• _DATA TO USE_:

— START —

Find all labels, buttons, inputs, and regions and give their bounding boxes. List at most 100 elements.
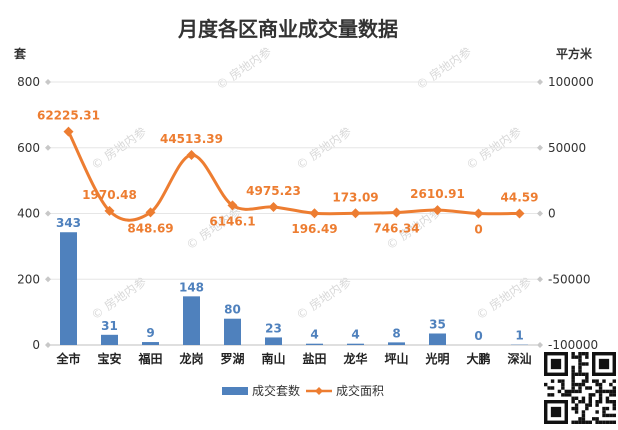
qr-module — [574, 372, 579, 376]
qr-module — [595, 379, 599, 383]
qr-module — [602, 413, 606, 418]
qr-module — [578, 355, 582, 359]
qr-module — [574, 396, 579, 400]
line-data-label: 746.34 — [373, 222, 419, 236]
qr-module — [598, 400, 603, 404]
qr-module — [571, 369, 575, 373]
left-tick-marker — [45, 210, 51, 217]
bar — [306, 343, 323, 345]
left-tick-label: 0 — [32, 338, 40, 352]
qr-module — [574, 355, 579, 359]
qr-module — [602, 420, 606, 424]
qr-module — [605, 413, 610, 418]
qr-module — [571, 420, 575, 424]
category-label: 龙岗 — [179, 351, 203, 366]
legend-line-marker — [315, 387, 323, 395]
category-label: 全市 — [55, 351, 80, 366]
line-point — [186, 149, 197, 160]
qr-module — [578, 400, 582, 404]
qr-module — [581, 372, 586, 376]
qr-module — [605, 406, 610, 411]
qr-module — [581, 420, 586, 424]
qr-module — [585, 386, 589, 390]
qr-module — [571, 365, 575, 370]
left-axis-unit: 套 — [13, 46, 27, 61]
qr-module — [571, 355, 575, 359]
bar-series — [60, 232, 528, 345]
qr-module — [612, 389, 616, 394]
legend-line-label: 成交面积 — [336, 383, 384, 398]
qr-module — [585, 362, 589, 366]
legend-bar-swatch — [222, 387, 248, 395]
qr-module — [550, 379, 555, 383]
right-tick-marker — [537, 79, 543, 85]
bar — [224, 318, 241, 345]
legend-bar-label: 成交套数 — [252, 383, 300, 398]
qr-module — [578, 365, 582, 370]
qr-module — [612, 393, 616, 397]
qr-module — [585, 403, 589, 407]
bar — [142, 342, 159, 345]
qr-code — [544, 352, 616, 424]
line-data-label: 4975.23 — [246, 184, 301, 198]
qr-module — [547, 386, 551, 390]
qr-module — [612, 403, 616, 407]
qr-module — [588, 400, 592, 404]
qr-module — [595, 417, 599, 421]
qr-module — [578, 362, 582, 366]
qr-module — [571, 389, 575, 394]
line-data-label: 848.69 — [127, 221, 173, 235]
qr-module — [592, 379, 596, 383]
right-tick-marker — [537, 276, 543, 283]
bar-data-label: 0 — [474, 329, 482, 343]
watermark-text: © 房地内参 — [413, 44, 474, 93]
grid-lines — [45, 79, 543, 348]
bar-data-label: 35 — [429, 317, 446, 331]
qr-module — [578, 389, 582, 394]
qr-module — [605, 396, 610, 400]
line-data-label: 173.09 — [332, 190, 378, 204]
bar-data-labels: 343 31 9 148 80 23 4 4 8 35 0 1 — [56, 216, 524, 343]
bar — [347, 343, 364, 345]
line-point — [350, 208, 361, 219]
right-tick-marker — [537, 342, 543, 348]
line-data-label: 196.49 — [291, 222, 337, 236]
line-point — [514, 208, 525, 219]
qr-module — [598, 420, 603, 424]
qr-module — [578, 358, 582, 363]
bar-data-label: 9 — [146, 326, 154, 340]
qr-module — [595, 400, 599, 404]
left-tick-marker — [45, 276, 51, 283]
bar-data-label: 4 — [310, 328, 318, 342]
bar-data-label: 1 — [515, 329, 523, 343]
qr-module — [609, 382, 613, 387]
qr-module — [571, 406, 575, 411]
qr-module — [574, 406, 579, 411]
qr-module — [581, 410, 586, 414]
qr-module — [585, 352, 589, 356]
watermark-text: © 房地内参 — [88, 274, 149, 323]
left-tick-label: 400 — [17, 207, 40, 221]
category-label: 坪山 — [384, 351, 408, 366]
line-point — [473, 208, 484, 219]
line-point — [63, 126, 74, 137]
qr-module — [578, 352, 582, 356]
qr-module — [581, 379, 586, 383]
qr-module — [557, 389, 562, 394]
bar-data-label: 8 — [392, 326, 400, 340]
qr-module — [588, 403, 592, 407]
qr-module — [574, 389, 579, 394]
category-label: 光明 — [424, 351, 449, 366]
qr-module — [581, 417, 586, 421]
qr-module — [612, 386, 616, 390]
line-point — [104, 205, 115, 216]
qr-module — [568, 393, 572, 397]
qr-module — [557, 379, 562, 383]
line-data-label: 0 — [474, 223, 482, 237]
qr-module — [602, 410, 606, 414]
left-tick-marker — [45, 79, 51, 85]
legend: 成交套数 成交面积 — [222, 383, 384, 398]
line-point — [391, 207, 402, 218]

— END —

• _DIRECTIONS_: Reproduce every line of the items above without any changes, and leave out the picture.

• _TASK SOLUTION_:
Find all labels, buttons, inputs, and regions and give their bounding boxes. List at most 100 elements.
qr-module — [574, 372, 579, 376]
qr-module — [595, 379, 599, 383]
qr-module — [602, 413, 606, 418]
qr-module — [578, 355, 582, 359]
qr-module — [574, 396, 579, 400]
line-data-label: 746.34 — [373, 222, 419, 236]
qr-module — [598, 400, 603, 404]
qr-module — [571, 369, 575, 373]
left-tick-marker — [45, 210, 51, 217]
bar — [306, 343, 323, 345]
left-tick-label: 0 — [32, 338, 40, 352]
qr-module — [574, 355, 579, 359]
qr-module — [602, 420, 606, 424]
qr-module — [605, 413, 610, 418]
qr-module — [571, 420, 575, 424]
category-label: 龙岗 — [179, 351, 203, 366]
legend-line-marker — [315, 387, 323, 395]
category-label: 全市 — [55, 351, 80, 366]
line-point — [186, 149, 197, 160]
qr-module — [578, 400, 582, 404]
qr-module — [581, 372, 586, 376]
qr-module — [605, 406, 610, 411]
qr-module — [581, 420, 586, 424]
qr-module — [585, 386, 589, 390]
qr-module — [571, 365, 575, 370]
left-axis-unit: 套 — [13, 46, 27, 61]
qr-module — [571, 355, 575, 359]
bar-series — [60, 232, 528, 345]
qr-module — [612, 389, 616, 394]
legend-line-label: 成交面积 — [336, 383, 384, 398]
qr-module — [585, 362, 589, 366]
legend-bar-swatch — [222, 387, 248, 395]
qr-module — [550, 379, 555, 383]
right-tick-marker — [537, 79, 543, 85]
bar — [224, 318, 241, 345]
legend-bar-label: 成交套数 — [252, 383, 300, 398]
qr-module — [578, 365, 582, 370]
qr-module — [612, 393, 616, 397]
qr-module — [585, 403, 589, 407]
bar — [142, 342, 159, 345]
qr-code — [544, 352, 616, 424]
line-data-label: 4975.23 — [246, 184, 301, 198]
qr-module — [547, 386, 551, 390]
qr-module — [612, 403, 616, 407]
qr-module — [588, 400, 592, 404]
qr-module — [595, 417, 599, 421]
qr-module — [578, 362, 582, 366]
qr-module — [571, 389, 575, 394]
line-data-label: 848.69 — [127, 221, 173, 235]
qr-module — [592, 379, 596, 383]
right-tick-marker — [537, 276, 543, 283]
bar-data-label: 0 — [474, 329, 482, 343]
watermark-text: © 房地内参 — [413, 44, 474, 93]
grid-lines — [45, 79, 543, 348]
bar-data-label: 35 — [429, 317, 446, 331]
qr-module — [578, 389, 582, 394]
qr-module — [605, 396, 610, 400]
line-data-label: 173.09 — [332, 190, 378, 204]
bar-data-labels: 343 31 9 148 80 23 4 4 8 35 0 1 — [56, 216, 524, 343]
bar — [347, 343, 364, 345]
line-point — [350, 208, 361, 219]
right-tick-marker — [537, 342, 543, 348]
line-data-label: 196.49 — [291, 222, 337, 236]
line-point — [514, 208, 525, 219]
qr-module — [598, 420, 603, 424]
qr-module — [578, 358, 582, 363]
bar-data-label: 9 — [146, 326, 154, 340]
qr-module — [595, 400, 599, 404]
left-tick-marker — [45, 276, 51, 283]
bar-data-label: 4 — [310, 328, 318, 342]
bar-data-label: 1 — [515, 329, 523, 343]
qr-module — [609, 382, 613, 387]
qr-module — [571, 406, 575, 411]
qr-module — [574, 406, 579, 411]
qr-module — [581, 410, 586, 414]
qr-module — [585, 352, 589, 356]
watermark-text: © 房地内参 — [88, 274, 149, 323]
left-tick-label: 400 — [17, 207, 40, 221]
category-label: 坪山 — [384, 351, 408, 366]
line-point — [473, 208, 484, 219]
line-point — [63, 126, 74, 137]
qr-module — [578, 352, 582, 356]
qr-module — [581, 379, 586, 383]
qr-module — [557, 389, 562, 394]
bar-data-label: 8 — [392, 326, 400, 340]
qr-module — [588, 403, 592, 407]
qr-module — [574, 389, 579, 394]
category-label: 光明 — [424, 351, 449, 366]
qr-module — [581, 417, 586, 421]
qr-module — [612, 386, 616, 390]
line-point — [104, 205, 115, 216]
qr-module — [568, 393, 572, 397]
qr-module — [557, 379, 562, 383]
line-data-label: 0 — [474, 223, 482, 237]
qr-module — [602, 410, 606, 414]
left-tick-marker — [45, 79, 51, 85]
legend: 成交套数 成交面积 — [222, 383, 384, 398]
line-point — [391, 207, 402, 218]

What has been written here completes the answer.